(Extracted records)
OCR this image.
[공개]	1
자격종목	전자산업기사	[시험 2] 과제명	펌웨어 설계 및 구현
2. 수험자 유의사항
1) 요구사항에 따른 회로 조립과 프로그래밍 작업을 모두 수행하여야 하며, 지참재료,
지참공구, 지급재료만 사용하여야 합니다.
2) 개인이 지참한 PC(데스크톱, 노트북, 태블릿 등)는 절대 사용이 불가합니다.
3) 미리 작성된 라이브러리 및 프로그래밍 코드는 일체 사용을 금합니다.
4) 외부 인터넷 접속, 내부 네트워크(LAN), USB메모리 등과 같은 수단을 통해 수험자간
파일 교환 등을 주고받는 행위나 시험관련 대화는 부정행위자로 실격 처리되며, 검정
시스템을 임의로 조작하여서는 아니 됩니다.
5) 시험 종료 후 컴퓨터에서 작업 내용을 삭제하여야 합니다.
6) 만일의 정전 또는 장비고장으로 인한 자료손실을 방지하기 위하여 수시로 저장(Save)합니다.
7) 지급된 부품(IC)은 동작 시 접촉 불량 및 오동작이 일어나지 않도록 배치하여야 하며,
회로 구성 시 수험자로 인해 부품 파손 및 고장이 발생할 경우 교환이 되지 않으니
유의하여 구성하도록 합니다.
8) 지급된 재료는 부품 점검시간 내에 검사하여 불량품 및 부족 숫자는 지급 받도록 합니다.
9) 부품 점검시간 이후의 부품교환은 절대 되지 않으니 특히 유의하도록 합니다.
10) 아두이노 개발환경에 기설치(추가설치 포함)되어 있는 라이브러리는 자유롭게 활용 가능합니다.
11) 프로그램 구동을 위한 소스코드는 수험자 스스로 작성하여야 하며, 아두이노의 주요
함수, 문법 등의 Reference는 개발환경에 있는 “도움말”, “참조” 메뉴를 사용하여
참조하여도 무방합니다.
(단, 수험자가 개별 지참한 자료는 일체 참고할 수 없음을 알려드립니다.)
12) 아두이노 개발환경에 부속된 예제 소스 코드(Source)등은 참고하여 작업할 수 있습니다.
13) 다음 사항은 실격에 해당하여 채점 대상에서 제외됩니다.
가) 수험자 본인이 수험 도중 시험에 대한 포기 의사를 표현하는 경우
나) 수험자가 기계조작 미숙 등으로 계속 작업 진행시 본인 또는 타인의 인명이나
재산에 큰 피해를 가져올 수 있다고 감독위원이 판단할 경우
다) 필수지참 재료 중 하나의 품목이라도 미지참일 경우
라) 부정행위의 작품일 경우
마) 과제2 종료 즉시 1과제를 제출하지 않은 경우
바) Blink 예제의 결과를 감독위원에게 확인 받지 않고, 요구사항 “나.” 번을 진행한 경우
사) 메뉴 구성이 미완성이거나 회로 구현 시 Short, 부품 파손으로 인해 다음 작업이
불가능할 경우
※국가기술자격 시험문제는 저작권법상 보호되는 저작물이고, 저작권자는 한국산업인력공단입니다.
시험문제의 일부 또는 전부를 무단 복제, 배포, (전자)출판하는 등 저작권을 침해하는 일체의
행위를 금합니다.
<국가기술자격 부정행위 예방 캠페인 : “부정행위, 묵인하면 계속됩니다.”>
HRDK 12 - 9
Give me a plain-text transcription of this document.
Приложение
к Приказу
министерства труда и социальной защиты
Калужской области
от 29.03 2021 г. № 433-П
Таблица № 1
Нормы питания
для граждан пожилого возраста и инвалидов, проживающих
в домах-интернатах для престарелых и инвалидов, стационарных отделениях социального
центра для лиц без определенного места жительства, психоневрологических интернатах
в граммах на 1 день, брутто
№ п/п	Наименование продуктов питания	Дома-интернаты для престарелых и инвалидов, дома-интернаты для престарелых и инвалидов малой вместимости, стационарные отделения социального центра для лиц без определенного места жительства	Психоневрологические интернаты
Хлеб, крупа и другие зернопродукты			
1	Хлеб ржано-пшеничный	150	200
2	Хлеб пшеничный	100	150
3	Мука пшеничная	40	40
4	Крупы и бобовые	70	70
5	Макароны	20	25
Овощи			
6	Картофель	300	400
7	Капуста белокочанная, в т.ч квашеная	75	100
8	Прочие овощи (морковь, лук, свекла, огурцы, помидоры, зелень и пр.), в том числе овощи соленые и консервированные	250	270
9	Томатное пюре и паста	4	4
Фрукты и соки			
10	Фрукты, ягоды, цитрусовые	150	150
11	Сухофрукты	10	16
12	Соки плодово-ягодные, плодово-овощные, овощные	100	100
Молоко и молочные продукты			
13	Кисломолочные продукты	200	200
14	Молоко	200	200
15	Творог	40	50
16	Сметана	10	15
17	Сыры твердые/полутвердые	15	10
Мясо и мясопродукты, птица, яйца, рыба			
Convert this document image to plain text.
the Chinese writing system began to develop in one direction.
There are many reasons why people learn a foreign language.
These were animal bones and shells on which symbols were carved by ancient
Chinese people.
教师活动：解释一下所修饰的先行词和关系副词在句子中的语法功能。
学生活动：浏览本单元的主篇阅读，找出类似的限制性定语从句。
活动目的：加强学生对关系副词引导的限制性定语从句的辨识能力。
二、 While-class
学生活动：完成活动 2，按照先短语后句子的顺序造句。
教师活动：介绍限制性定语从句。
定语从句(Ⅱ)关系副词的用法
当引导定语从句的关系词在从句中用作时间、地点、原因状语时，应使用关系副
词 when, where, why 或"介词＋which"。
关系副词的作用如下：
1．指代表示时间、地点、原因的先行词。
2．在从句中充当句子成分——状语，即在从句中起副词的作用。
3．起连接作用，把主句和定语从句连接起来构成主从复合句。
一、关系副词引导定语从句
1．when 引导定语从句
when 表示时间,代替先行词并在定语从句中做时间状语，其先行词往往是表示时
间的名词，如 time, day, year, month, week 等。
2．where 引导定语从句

**PROBLEM STATEMENT:**
Which lines include the word "Хлеб"? Copy every one of them.

**OUTPUT BELOW:**
Хлеб, крупа и другие зернопродукты			
1	Хлеб ржано-пшеничный	150	200
2	Хлеб пшеничный	100	150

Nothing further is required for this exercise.